===== AVAILABLE RECORDS

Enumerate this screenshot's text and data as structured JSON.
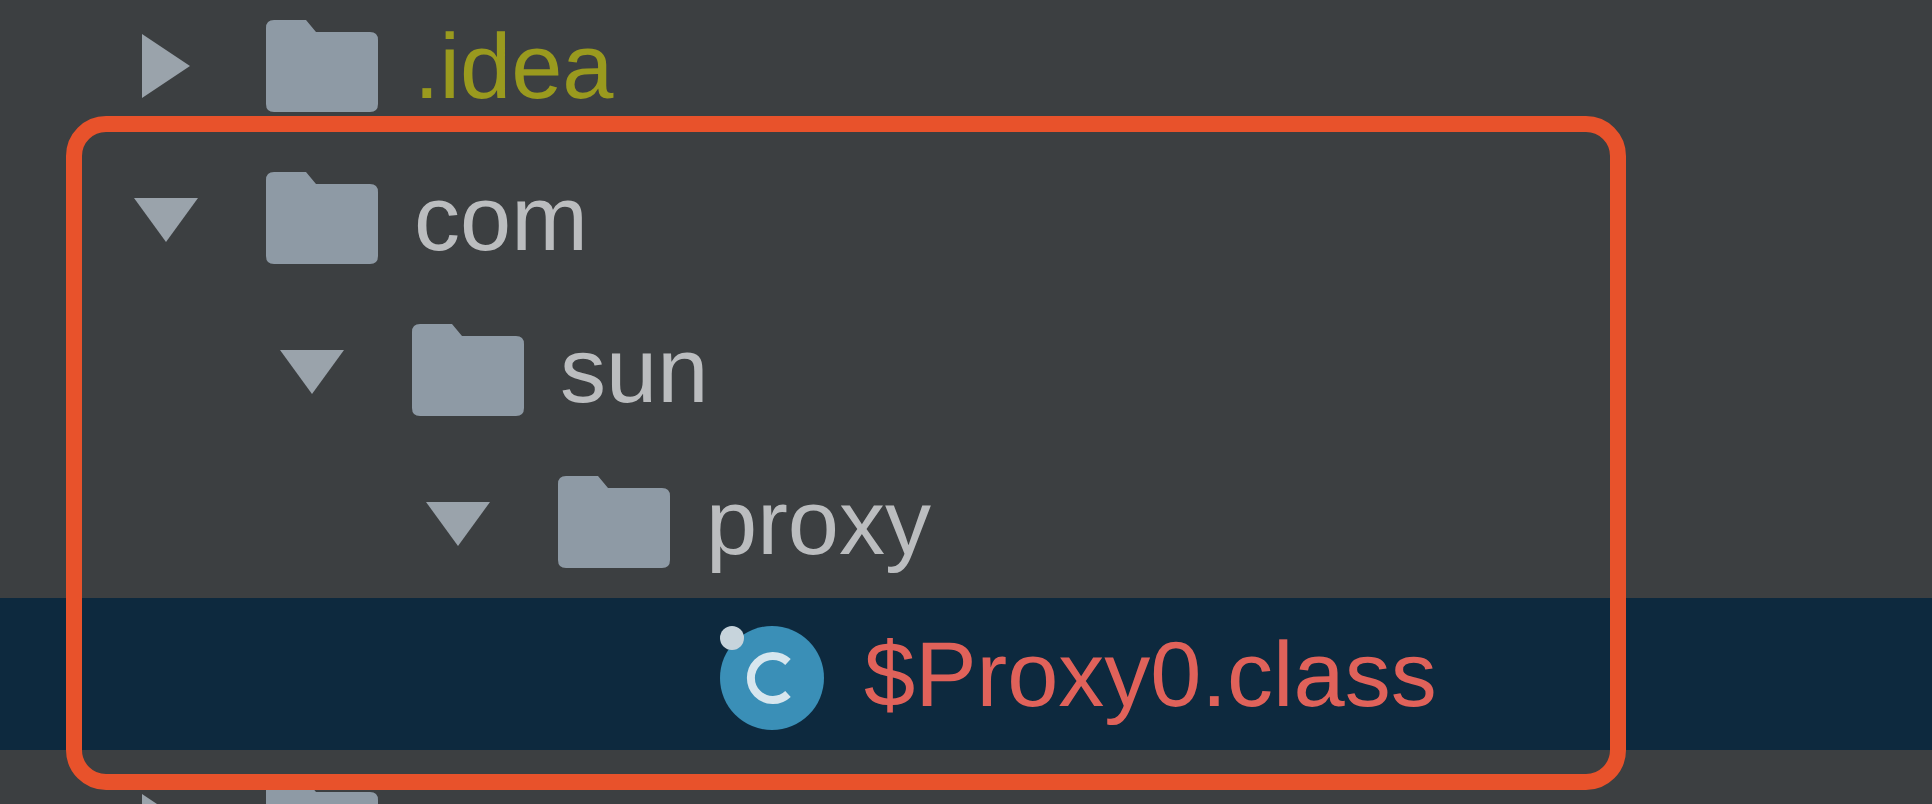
{
  "tree": [
    {
      "kind": "folder",
      "name": ".idea",
      "expanded": false,
      "selected": false,
      "color": "#9a9a1e"
    },
    {
      "kind": "folder",
      "name": "com",
      "expanded": true,
      "selected": false,
      "color": "#bbbdbf",
      "children": [
        {
          "kind": "folder",
          "name": "sun",
          "expanded": true,
          "selected": false,
          "color": "#bbbdbf",
          "children": [
            {
              "kind": "folder",
              "name": "proxy",
              "expanded": true,
              "selected": false,
              "color": "#bbbdbf",
              "children": [
                {
                  "kind": "class",
                  "name": "$Proxy0.class",
                  "selected": true,
                  "color": "#e0625a"
                }
              ]
            }
          ]
        }
      ]
    },
    {
      "kind": "folder",
      "expanded": false,
      "selected": false
    }
  ]
}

==========

**WHAT YOU HAVE TO DO**
Give every record back exactly as it reads, with no images.

**SOLUTION TO THIS PROBLEM**
Enumerate this screenshot's text and data as structured JSON.
{
  "tree": [
    {
      "kind": "folder",
      "name": ".idea",
      "expanded": false,
      "selected": false,
      "color": "#9a9a1e"
    },
    {
      "kind": "folder",
      "name": "com",
      "expanded": true,
      "selected": false,
      "color": "#bbbdbf",
      "children": [
        {
          "kind": "folder",
          "name": "sun",
          "expanded": true,
          "selected": false,
          "color": "#bbbdbf",
          "children": [
            {
              "kind": "folder",
              "name": "proxy",
              "expanded": true,
              "selected": false,
              "color": "#bbbdbf",
              "children": [
                {
                  "kind": "class",
                  "name": "$Proxy0.class",
                  "selected": true,
                  "color": "#e0625a"
                }
              ]
            }
          ]
        }
      ]
    },
    {
      "kind": "folder",
      "expanded": false,
      "selected": false
    }
  ]
}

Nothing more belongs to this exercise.